[Supplied data start]
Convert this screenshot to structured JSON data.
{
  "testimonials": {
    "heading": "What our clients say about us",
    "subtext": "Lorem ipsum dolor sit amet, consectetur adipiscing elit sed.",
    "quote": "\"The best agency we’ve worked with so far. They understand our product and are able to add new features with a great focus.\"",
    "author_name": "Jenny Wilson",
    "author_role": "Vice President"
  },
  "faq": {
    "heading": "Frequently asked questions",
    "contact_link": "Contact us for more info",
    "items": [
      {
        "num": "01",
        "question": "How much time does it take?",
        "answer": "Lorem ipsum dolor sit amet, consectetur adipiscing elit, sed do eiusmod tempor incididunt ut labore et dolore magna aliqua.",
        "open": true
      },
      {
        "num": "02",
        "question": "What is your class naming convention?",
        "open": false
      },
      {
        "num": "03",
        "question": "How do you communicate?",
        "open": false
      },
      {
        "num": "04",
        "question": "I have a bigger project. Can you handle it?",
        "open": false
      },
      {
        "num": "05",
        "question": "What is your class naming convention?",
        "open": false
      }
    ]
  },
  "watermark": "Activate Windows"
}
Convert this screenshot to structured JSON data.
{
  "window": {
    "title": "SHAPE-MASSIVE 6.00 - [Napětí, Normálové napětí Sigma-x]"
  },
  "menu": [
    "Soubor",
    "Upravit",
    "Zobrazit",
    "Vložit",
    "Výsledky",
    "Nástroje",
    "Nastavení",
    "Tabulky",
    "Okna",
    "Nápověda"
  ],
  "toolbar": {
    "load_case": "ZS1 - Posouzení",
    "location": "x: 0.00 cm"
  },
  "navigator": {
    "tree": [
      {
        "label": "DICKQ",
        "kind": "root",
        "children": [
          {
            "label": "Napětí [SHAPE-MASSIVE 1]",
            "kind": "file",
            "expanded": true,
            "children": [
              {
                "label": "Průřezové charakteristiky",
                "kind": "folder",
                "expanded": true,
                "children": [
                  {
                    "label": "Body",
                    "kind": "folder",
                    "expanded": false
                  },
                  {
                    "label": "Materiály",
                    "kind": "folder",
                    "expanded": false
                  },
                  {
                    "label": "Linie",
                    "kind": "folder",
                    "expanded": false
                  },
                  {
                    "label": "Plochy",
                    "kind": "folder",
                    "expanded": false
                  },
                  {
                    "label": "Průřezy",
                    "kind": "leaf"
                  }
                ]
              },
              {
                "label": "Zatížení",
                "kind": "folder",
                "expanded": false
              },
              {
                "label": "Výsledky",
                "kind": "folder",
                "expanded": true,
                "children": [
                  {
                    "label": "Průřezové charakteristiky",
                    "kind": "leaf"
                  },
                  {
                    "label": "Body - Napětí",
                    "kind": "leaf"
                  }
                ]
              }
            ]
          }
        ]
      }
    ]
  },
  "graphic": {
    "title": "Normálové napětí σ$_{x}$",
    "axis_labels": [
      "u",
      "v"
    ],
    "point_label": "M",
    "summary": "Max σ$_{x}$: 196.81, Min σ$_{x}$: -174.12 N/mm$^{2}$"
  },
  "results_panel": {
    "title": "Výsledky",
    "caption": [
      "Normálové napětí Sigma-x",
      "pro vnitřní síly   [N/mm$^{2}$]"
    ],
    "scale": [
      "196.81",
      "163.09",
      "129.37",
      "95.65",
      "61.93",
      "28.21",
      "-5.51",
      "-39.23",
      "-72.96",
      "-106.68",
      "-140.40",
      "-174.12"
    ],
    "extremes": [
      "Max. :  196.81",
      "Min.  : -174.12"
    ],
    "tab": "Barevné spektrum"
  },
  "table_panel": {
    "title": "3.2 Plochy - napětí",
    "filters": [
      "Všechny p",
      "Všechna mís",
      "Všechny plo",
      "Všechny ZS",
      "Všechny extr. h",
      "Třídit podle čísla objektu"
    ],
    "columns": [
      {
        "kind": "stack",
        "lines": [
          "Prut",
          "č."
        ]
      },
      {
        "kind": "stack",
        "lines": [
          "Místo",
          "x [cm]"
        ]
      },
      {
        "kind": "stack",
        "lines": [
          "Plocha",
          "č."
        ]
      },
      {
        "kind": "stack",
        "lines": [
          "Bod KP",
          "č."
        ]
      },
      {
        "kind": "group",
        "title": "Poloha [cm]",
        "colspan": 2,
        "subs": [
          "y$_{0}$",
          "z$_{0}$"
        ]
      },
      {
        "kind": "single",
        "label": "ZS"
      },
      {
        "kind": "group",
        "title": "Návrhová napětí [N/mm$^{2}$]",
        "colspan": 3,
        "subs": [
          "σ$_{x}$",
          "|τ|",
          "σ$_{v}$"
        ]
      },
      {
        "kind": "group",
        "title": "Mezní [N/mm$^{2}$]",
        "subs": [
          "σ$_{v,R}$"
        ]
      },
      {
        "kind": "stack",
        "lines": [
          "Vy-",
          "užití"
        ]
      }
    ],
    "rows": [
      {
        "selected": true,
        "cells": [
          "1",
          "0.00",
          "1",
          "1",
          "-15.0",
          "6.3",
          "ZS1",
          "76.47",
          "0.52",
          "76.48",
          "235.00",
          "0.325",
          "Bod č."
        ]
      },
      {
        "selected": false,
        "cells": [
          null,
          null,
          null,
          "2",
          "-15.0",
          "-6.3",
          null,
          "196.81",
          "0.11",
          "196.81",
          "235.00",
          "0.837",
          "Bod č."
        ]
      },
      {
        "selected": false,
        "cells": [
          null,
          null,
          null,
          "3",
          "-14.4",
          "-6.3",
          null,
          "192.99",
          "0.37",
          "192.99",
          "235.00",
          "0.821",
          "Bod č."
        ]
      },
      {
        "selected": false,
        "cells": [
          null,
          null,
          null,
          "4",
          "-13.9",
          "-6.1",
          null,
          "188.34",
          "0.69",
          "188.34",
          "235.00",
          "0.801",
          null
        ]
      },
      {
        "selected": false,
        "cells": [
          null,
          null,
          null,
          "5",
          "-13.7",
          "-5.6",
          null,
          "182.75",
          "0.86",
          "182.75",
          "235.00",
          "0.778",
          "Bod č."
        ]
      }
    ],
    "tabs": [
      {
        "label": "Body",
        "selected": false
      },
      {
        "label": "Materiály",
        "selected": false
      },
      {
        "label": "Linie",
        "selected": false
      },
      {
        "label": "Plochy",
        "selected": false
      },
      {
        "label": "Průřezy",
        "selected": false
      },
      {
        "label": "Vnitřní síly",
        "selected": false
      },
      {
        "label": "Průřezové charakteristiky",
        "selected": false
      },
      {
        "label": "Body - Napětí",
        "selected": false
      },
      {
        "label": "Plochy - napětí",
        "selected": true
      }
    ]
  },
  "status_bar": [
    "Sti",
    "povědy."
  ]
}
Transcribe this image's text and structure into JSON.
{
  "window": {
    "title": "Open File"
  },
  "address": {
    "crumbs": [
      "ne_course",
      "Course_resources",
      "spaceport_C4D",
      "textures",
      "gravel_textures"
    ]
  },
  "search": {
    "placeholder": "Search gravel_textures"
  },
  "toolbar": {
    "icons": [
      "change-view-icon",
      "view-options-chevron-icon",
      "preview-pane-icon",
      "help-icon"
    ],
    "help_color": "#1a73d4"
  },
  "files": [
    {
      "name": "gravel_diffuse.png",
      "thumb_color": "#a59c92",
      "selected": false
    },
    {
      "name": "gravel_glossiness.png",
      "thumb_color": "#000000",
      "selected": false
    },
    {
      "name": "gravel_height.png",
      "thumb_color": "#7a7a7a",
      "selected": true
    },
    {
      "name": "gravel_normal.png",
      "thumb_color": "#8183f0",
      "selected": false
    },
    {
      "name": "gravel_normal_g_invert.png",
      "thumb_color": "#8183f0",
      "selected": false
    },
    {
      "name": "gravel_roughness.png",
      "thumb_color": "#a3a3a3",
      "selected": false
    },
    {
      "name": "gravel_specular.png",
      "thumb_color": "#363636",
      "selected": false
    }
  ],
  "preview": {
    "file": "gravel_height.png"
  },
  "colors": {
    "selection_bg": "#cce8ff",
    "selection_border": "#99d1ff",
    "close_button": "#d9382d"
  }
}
[Supplied data end]
◆ **Exercise task**: Repeat exactly the lines starting at the line with "Transcribe this image's" and ending with the final line of the entries. Include nothing else.

◆ **Solution to this task**:
Transcribe this image's text and structure into JSON.
{
  "window": {
    "title": "Open File"
  },
  "address": {
    "crumbs": [
      "ne_course",
      "Course_resources",
      "spaceport_C4D",
      "textures",
      "gravel_textures"
    ]
  },
  "search": {
    "placeholder": "Search gravel_textures"
  },
  "toolbar": {
    "icons": [
      "change-view-icon",
      "view-options-chevron-icon",
      "preview-pane-icon",
      "help-icon"
    ],
    "help_color": "#1a73d4"
  },
  "files": [
    {
      "name": "gravel_diffuse.png",
      "thumb_color": "#a59c92",
      "selected": false
    },
    {
      "name": "gravel_glossiness.png",
      "thumb_color": "#000000",
      "selected": false
    },
    {
      "name": "gravel_height.png",
      "thumb_color": "#7a7a7a",
      "selected": true
    },
    {
      "name": "gravel_normal.png",
      "thumb_color": "#8183f0",
      "selected": false
    },
    {
      "name": "gravel_normal_g_invert.png",
      "thumb_color": "#8183f0",
      "selected": false
    },
    {
      "name": "gravel_roughness.png",
      "thumb_color": "#a3a3a3",
      "selected": false
    },
    {
      "name": "gravel_specular.png",
      "thumb_color": "#363636",
      "selected": false
    }
  ],
  "preview": {
    "file": "gravel_height.png"
  },
  "colors": {
    "selection_bg": "#cce8ff",
    "selection_border": "#99d1ff",
    "close_button": "#d9382d"
  }
}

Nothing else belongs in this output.